Extracted entries:
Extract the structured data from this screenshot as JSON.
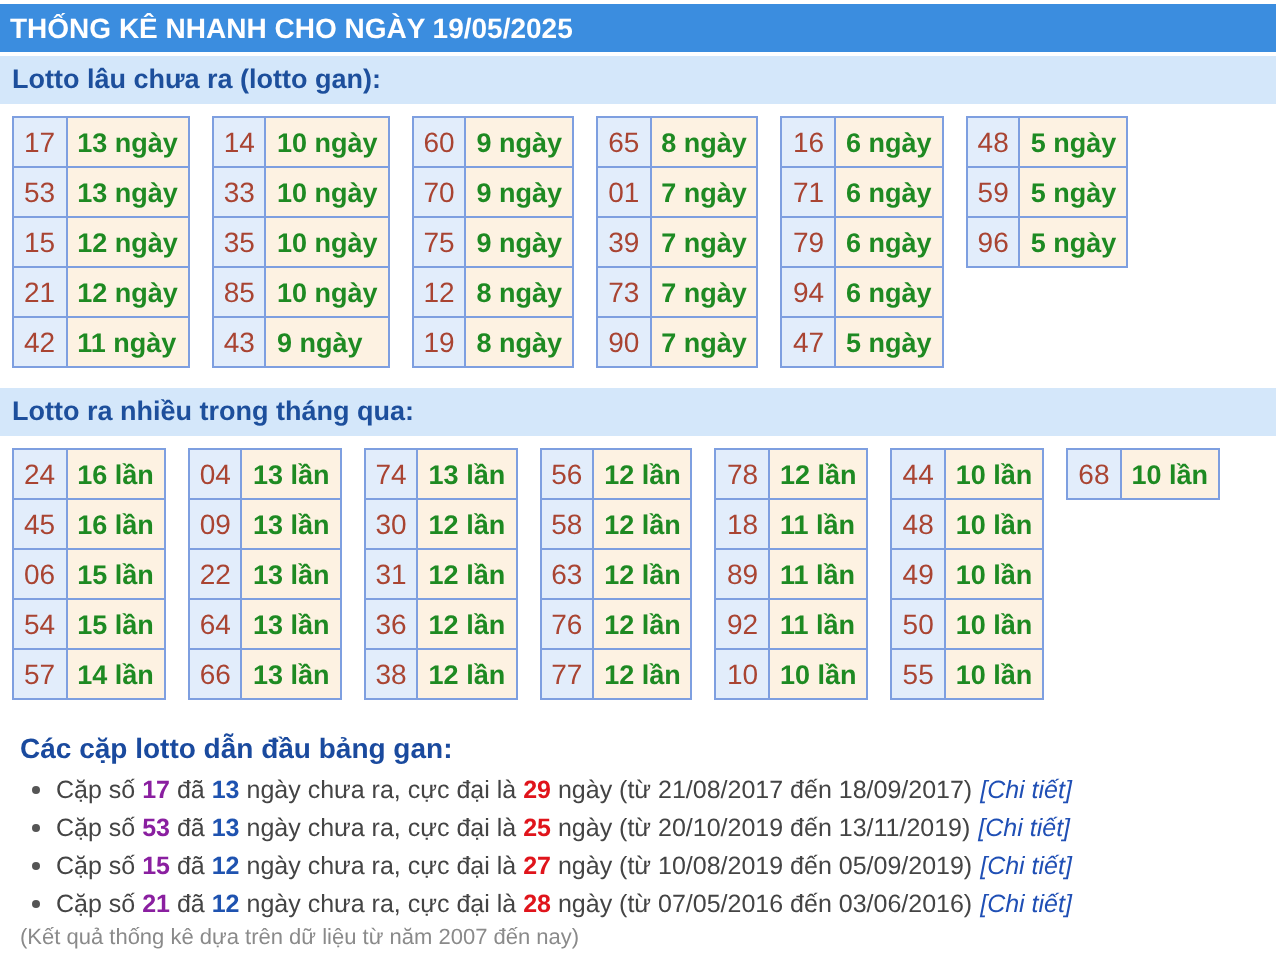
{
  "header": {
    "title": "THỐNG KÊ NHANH CHO NGÀY 19/05/2025"
  },
  "sections": [
    {
      "title": "Lotto lâu chưa ra (lotto gan):",
      "groups": [
        [
          {
            "number": "17",
            "value": "13 ngày"
          },
          {
            "number": "53",
            "value": "13 ngày"
          },
          {
            "number": "15",
            "value": "12 ngày"
          },
          {
            "number": "21",
            "value": "12 ngày"
          },
          {
            "number": "42",
            "value": "11 ngày"
          }
        ],
        [
          {
            "number": "14",
            "value": "10 ngày"
          },
          {
            "number": "33",
            "value": "10 ngày"
          },
          {
            "number": "35",
            "value": "10 ngày"
          },
          {
            "number": "85",
            "value": "10 ngày"
          },
          {
            "number": "43",
            "value": "9 ngày"
          }
        ],
        [
          {
            "number": "60",
            "value": "9 ngày"
          },
          {
            "number": "70",
            "value": "9 ngày"
          },
          {
            "number": "75",
            "value": "9 ngày"
          },
          {
            "number": "12",
            "value": "8 ngày"
          },
          {
            "number": "19",
            "value": "8 ngày"
          }
        ],
        [
          {
            "number": "65",
            "value": "8 ngày"
          },
          {
            "number": "01",
            "value": "7 ngày"
          },
          {
            "number": "39",
            "value": "7 ngày"
          },
          {
            "number": "73",
            "value": "7 ngày"
          },
          {
            "number": "90",
            "value": "7 ngày"
          }
        ],
        [
          {
            "number": "16",
            "value": "6 ngày"
          },
          {
            "number": "71",
            "value": "6 ngày"
          },
          {
            "number": "79",
            "value": "6 ngày"
          },
          {
            "number": "94",
            "value": "6 ngày"
          },
          {
            "number": "47",
            "value": "5 ngày"
          }
        ],
        [
          {
            "number": "48",
            "value": "5 ngày"
          },
          {
            "number": "59",
            "value": "5 ngày"
          },
          {
            "number": "96",
            "value": "5 ngày"
          }
        ]
      ]
    },
    {
      "title": "Lotto ra nhiều trong tháng qua:",
      "groups": [
        [
          {
            "number": "24",
            "value": "16 lần"
          },
          {
            "number": "45",
            "value": "16 lần"
          },
          {
            "number": "06",
            "value": "15 lần"
          },
          {
            "number": "54",
            "value": "15 lần"
          },
          {
            "number": "57",
            "value": "14 lần"
          }
        ],
        [
          {
            "number": "04",
            "value": "13 lần"
          },
          {
            "number": "09",
            "value": "13 lần"
          },
          {
            "number": "22",
            "value": "13 lần"
          },
          {
            "number": "64",
            "value": "13 lần"
          },
          {
            "number": "66",
            "value": "13 lần"
          }
        ],
        [
          {
            "number": "74",
            "value": "13 lần"
          },
          {
            "number": "30",
            "value": "12 lần"
          },
          {
            "number": "31",
            "value": "12 lần"
          },
          {
            "number": "36",
            "value": "12 lần"
          },
          {
            "number": "38",
            "value": "12 lần"
          }
        ],
        [
          {
            "number": "56",
            "value": "12 lần"
          },
          {
            "number": "58",
            "value": "12 lần"
          },
          {
            "number": "63",
            "value": "12 lần"
          },
          {
            "number": "76",
            "value": "12 lần"
          },
          {
            "number": "77",
            "value": "12 lần"
          }
        ],
        [
          {
            "number": "78",
            "value": "12 lần"
          },
          {
            "number": "18",
            "value": "11 lần"
          },
          {
            "number": "89",
            "value": "11 lần"
          },
          {
            "number": "92",
            "value": "11 lần"
          },
          {
            "number": "10",
            "value": "10 lần"
          }
        ],
        [
          {
            "number": "44",
            "value": "10 lần"
          },
          {
            "number": "48",
            "value": "10 lần"
          },
          {
            "number": "49",
            "value": "10 lần"
          },
          {
            "number": "50",
            "value": "10 lần"
          },
          {
            "number": "55",
            "value": "10 lần"
          }
        ],
        [
          {
            "number": "68",
            "value": "10 lần"
          }
        ]
      ]
    }
  ],
  "summary": {
    "title": "Các cặp lotto dẫn đầu bảng gan:",
    "items": [
      {
        "prefix": "Cặp số",
        "pair": "17",
        "mid": "đã",
        "days": "13",
        "text": "ngày chưa ra, cực đại là",
        "max": "29",
        "unit": "ngày",
        "range": "(từ 21/08/2017 đến 18/09/2017)",
        "link": "[Chi tiết]"
      },
      {
        "prefix": "Cặp số",
        "pair": "53",
        "mid": "đã",
        "days": "13",
        "text": "ngày chưa ra, cực đại là",
        "max": "25",
        "unit": "ngày",
        "range": "(từ 20/10/2019 đến 13/11/2019)",
        "link": "[Chi tiết]"
      },
      {
        "prefix": "Cặp số",
        "pair": "15",
        "mid": "đã",
        "days": "12",
        "text": "ngày chưa ra, cực đại là",
        "max": "27",
        "unit": "ngày",
        "range": "(từ 10/08/2019 đến 05/09/2019)",
        "link": "[Chi tiết]"
      },
      {
        "prefix": "Cặp số",
        "pair": "21",
        "mid": "đã",
        "days": "12",
        "text": "ngày chưa ra, cực đại là",
        "max": "28",
        "unit": "ngày",
        "range": "(từ 07/05/2016 đến 03/06/2016)",
        "link": "[Chi tiết]"
      }
    ],
    "note": "(Kết quả thống kê dựa trên dữ liệu từ năm 2007 đến nay)"
  }
}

Problem details:
Each entry above is to be written out again unchanged, apart from the pictures, which are left out.

Answer in full:
Extract the structured data from this screenshot as JSON.
{
  "header": {
    "title": "THỐNG KÊ NHANH CHO NGÀY 19/05/2025"
  },
  "sections": [
    {
      "title": "Lotto lâu chưa ra (lotto gan):",
      "groups": [
        [
          {
            "number": "17",
            "value": "13 ngày"
          },
          {
            "number": "53",
            "value": "13 ngày"
          },
          {
            "number": "15",
            "value": "12 ngày"
          },
          {
            "number": "21",
            "value": "12 ngày"
          },
          {
            "number": "42",
            "value": "11 ngày"
          }
        ],
        [
          {
            "number": "14",
            "value": "10 ngày"
          },
          {
            "number": "33",
            "value": "10 ngày"
          },
          {
            "number": "35",
            "value": "10 ngày"
          },
          {
            "number": "85",
            "value": "10 ngày"
          },
          {
            "number": "43",
            "value": "9 ngày"
          }
        ],
        [
          {
            "number": "60",
            "value": "9 ngày"
          },
          {
            "number": "70",
            "value": "9 ngày"
          },
          {
            "number": "75",
            "value": "9 ngày"
          },
          {
            "number": "12",
            "value": "8 ngày"
          },
          {
            "number": "19",
            "value": "8 ngày"
          }
        ],
        [
          {
            "number": "65",
            "value": "8 ngày"
          },
          {
            "number": "01",
            "value": "7 ngày"
          },
          {
            "number": "39",
            "value": "7 ngày"
          },
          {
            "number": "73",
            "value": "7 ngày"
          },
          {
            "number": "90",
            "value": "7 ngày"
          }
        ],
        [
          {
            "number": "16",
            "value": "6 ngày"
          },
          {
            "number": "71",
            "value": "6 ngày"
          },
          {
            "number": "79",
            "value": "6 ngày"
          },
          {
            "number": "94",
            "value": "6 ngày"
          },
          {
            "number": "47",
            "value": "5 ngày"
          }
        ],
        [
          {
            "number": "48",
            "value": "5 ngày"
          },
          {
            "number": "59",
            "value": "5 ngày"
          },
          {
            "number": "96",
            "value": "5 ngày"
          }
        ]
      ]
    },
    {
      "title": "Lotto ra nhiều trong tháng qua:",
      "groups": [
        [
          {
            "number": "24",
            "value": "16 lần"
          },
          {
            "number": "45",
            "value": "16 lần"
          },
          {
            "number": "06",
            "value": "15 lần"
          },
          {
            "number": "54",
            "value": "15 lần"
          },
          {
            "number": "57",
            "value": "14 lần"
          }
        ],
        [
          {
            "number": "04",
            "value": "13 lần"
          },
          {
            "number": "09",
            "value": "13 lần"
          },
          {
            "number": "22",
            "value": "13 lần"
          },
          {
            "number": "64",
            "value": "13 lần"
          },
          {
            "number": "66",
            "value": "13 lần"
          }
        ],
        [
          {
            "number": "74",
            "value": "13 lần"
          },
          {
            "number": "30",
            "value": "12 lần"
          },
          {
            "number": "31",
            "value": "12 lần"
          },
          {
            "number": "36",
            "value": "12 lần"
          },
          {
            "number": "38",
            "value": "12 lần"
          }
        ],
        [
          {
            "number": "56",
            "value": "12 lần"
          },
          {
            "number": "58",
            "value": "12 lần"
          },
          {
            "number": "63",
            "value": "12 lần"
          },
          {
            "number": "76",
            "value": "12 lần"
          },
          {
            "number": "77",
            "value": "12 lần"
          }
        ],
        [
          {
            "number": "78",
            "value": "12 lần"
          },
          {
            "number": "18",
            "value": "11 lần"
          },
          {
            "number": "89",
            "value": "11 lần"
          },
          {
            "number": "92",
            "value": "11 lần"
          },
          {
            "number": "10",
            "value": "10 lần"
          }
        ],
        [
          {
            "number": "44",
            "value": "10 lần"
          },
          {
            "number": "48",
            "value": "10 lần"
          },
          {
            "number": "49",
            "value": "10 lần"
          },
          {
            "number": "50",
            "value": "10 lần"
          },
          {
            "number": "55",
            "value": "10 lần"
          }
        ],
        [
          {
            "number": "68",
            "value": "10 lần"
          }
        ]
      ]
    }
  ],
  "summary": {
    "title": "Các cặp lotto dẫn đầu bảng gan:",
    "items": [
      {
        "prefix": "Cặp số",
        "pair": "17",
        "mid": "đã",
        "days": "13",
        "text": "ngày chưa ra, cực đại là",
        "max": "29",
        "unit": "ngày",
        "range": "(từ 21/08/2017 đến 18/09/2017)",
        "link": "[Chi tiết]"
      },
      {
        "prefix": "Cặp số",
        "pair": "53",
        "mid": "đã",
        "days": "13",
        "text": "ngày chưa ra, cực đại là",
        "max": "25",
        "unit": "ngày",
        "range": "(từ 20/10/2019 đến 13/11/2019)",
        "link": "[Chi tiết]"
      },
      {
        "prefix": "Cặp số",
        "pair": "15",
        "mid": "đã",
        "days": "12",
        "text": "ngày chưa ra, cực đại là",
        "max": "27",
        "unit": "ngày",
        "range": "(từ 10/08/2019 đến 05/09/2019)",
        "link": "[Chi tiết]"
      },
      {
        "prefix": "Cặp số",
        "pair": "21",
        "mid": "đã",
        "days": "12",
        "text": "ngày chưa ra, cực đại là",
        "max": "28",
        "unit": "ngày",
        "range": "(từ 07/05/2016 đến 03/06/2016)",
        "link": "[Chi tiết]"
      }
    ],
    "note": "(Kết quả thống kê dựa trên dữ liệu từ năm 2007 đến nay)"
  }
}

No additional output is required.